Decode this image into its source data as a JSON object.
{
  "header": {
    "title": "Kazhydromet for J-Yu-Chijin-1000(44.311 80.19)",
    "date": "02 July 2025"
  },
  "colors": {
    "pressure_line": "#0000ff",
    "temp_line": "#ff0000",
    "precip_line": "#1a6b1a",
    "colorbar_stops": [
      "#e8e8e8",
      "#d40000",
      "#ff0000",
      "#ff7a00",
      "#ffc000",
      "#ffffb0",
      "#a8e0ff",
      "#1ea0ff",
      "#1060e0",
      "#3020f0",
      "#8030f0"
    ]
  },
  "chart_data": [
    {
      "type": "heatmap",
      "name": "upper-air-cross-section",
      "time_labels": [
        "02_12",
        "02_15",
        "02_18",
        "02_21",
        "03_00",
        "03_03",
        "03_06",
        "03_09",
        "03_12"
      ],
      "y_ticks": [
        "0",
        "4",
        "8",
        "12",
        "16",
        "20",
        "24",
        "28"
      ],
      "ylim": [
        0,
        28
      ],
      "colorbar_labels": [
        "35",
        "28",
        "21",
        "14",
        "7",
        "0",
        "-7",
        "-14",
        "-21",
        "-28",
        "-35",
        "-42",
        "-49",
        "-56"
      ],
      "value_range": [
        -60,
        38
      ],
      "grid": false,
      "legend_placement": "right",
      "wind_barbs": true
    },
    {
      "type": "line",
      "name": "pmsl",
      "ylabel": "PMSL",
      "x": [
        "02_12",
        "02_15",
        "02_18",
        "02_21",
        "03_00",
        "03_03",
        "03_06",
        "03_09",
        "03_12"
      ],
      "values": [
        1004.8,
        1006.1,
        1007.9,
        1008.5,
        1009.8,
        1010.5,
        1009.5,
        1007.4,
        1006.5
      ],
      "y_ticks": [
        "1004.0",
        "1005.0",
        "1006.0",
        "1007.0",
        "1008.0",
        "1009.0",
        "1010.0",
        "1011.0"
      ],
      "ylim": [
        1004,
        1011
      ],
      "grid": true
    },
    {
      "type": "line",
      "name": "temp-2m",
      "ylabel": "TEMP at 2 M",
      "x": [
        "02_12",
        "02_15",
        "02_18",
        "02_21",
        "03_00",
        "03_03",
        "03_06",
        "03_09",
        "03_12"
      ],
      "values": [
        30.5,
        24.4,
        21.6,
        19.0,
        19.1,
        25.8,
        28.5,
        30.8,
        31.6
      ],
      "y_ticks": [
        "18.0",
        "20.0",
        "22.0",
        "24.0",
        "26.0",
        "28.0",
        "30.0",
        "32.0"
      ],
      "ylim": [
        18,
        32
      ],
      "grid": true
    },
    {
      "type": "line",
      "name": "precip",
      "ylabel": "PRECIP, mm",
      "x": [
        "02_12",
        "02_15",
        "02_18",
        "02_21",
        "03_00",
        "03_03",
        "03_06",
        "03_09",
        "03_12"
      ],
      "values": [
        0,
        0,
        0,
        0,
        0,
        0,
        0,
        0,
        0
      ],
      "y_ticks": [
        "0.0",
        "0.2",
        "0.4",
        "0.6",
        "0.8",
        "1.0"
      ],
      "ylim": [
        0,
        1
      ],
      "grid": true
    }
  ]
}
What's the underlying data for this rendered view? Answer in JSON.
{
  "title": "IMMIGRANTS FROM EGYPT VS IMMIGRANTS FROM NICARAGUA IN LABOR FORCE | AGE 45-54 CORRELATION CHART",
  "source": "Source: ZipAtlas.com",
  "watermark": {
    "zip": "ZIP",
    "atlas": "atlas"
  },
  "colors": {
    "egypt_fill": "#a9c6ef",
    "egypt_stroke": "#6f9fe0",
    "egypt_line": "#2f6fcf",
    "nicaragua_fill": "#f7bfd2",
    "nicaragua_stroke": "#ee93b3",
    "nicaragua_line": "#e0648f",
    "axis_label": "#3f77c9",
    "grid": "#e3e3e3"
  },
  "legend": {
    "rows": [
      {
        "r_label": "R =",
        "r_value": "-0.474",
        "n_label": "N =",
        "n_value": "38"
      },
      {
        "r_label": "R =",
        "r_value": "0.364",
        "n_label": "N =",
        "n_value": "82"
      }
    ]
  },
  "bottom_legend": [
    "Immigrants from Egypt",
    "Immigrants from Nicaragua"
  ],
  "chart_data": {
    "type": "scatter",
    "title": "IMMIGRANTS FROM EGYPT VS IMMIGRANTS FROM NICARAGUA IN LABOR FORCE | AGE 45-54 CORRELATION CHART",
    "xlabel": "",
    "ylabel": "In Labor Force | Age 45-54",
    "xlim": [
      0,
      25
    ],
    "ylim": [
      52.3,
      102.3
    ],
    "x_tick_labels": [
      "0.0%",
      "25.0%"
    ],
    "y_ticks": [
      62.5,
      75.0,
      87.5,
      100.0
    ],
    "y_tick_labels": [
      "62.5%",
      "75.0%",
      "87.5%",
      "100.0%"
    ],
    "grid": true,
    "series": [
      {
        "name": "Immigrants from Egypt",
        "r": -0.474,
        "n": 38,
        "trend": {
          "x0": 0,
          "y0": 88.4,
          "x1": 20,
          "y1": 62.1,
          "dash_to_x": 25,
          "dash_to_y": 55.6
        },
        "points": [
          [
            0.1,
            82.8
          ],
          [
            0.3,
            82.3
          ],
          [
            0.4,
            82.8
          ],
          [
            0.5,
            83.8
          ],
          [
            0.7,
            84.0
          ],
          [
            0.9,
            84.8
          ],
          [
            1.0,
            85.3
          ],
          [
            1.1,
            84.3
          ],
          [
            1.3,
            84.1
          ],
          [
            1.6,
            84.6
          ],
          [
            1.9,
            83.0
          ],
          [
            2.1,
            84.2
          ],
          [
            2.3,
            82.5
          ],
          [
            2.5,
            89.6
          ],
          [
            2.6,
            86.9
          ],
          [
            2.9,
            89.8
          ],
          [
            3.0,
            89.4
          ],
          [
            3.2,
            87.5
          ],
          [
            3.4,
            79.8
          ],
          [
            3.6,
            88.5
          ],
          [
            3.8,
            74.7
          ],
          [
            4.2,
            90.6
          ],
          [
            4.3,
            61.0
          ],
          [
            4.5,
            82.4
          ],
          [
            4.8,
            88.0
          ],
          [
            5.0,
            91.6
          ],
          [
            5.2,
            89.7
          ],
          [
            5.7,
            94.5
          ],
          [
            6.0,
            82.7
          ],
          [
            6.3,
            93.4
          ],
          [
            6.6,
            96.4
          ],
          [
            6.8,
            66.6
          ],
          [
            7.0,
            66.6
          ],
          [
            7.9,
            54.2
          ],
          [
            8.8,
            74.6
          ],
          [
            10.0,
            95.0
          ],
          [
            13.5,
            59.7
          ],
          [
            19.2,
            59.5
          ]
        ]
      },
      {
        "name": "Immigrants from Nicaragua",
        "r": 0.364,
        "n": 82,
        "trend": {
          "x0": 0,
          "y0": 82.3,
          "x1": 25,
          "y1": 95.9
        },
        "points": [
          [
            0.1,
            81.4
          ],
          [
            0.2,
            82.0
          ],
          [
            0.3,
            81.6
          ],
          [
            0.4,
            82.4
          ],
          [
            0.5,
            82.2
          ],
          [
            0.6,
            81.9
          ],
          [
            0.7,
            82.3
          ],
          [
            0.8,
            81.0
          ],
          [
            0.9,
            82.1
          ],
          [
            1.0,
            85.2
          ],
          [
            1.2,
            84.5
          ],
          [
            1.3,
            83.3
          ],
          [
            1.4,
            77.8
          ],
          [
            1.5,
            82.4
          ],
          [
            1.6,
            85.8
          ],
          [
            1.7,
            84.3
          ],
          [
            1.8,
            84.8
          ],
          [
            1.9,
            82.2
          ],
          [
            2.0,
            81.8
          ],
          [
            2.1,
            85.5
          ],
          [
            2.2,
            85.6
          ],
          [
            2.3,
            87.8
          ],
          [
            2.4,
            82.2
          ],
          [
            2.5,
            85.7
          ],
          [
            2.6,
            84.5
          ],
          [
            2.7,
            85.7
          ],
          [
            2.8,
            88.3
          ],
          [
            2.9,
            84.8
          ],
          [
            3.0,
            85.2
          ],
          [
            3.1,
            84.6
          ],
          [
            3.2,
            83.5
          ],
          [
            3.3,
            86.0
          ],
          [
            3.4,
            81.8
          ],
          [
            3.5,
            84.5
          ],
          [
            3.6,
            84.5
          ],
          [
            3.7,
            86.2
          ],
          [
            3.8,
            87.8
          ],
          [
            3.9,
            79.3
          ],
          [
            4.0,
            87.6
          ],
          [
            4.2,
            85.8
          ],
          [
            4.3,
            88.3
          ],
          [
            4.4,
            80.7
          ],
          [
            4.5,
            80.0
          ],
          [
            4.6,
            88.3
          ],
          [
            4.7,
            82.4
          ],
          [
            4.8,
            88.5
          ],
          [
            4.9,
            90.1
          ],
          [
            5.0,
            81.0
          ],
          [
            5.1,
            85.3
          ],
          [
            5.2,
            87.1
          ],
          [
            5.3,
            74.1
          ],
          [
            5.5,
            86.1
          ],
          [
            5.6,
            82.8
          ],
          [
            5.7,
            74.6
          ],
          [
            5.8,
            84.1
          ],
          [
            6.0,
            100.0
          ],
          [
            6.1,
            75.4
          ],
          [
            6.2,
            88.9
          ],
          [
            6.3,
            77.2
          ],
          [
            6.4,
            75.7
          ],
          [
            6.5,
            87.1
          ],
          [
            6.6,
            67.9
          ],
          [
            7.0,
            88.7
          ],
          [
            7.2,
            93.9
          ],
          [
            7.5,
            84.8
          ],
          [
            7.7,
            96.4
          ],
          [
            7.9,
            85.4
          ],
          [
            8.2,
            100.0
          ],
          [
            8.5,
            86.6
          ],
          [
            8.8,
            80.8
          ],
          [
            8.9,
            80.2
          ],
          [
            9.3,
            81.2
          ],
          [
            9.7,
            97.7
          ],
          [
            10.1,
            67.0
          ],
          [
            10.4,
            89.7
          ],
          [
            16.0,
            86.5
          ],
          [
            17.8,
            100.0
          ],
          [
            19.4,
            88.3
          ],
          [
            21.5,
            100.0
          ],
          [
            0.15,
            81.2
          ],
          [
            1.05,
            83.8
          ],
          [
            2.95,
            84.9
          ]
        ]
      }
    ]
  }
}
***
WRITTEN REQUEST »
Scan the material line by line and report each one that contains "JSON".

OUTPUT »
Decode this image into its source data as a JSON object.
What's the underlying data for this rendered view? Answer in JSON.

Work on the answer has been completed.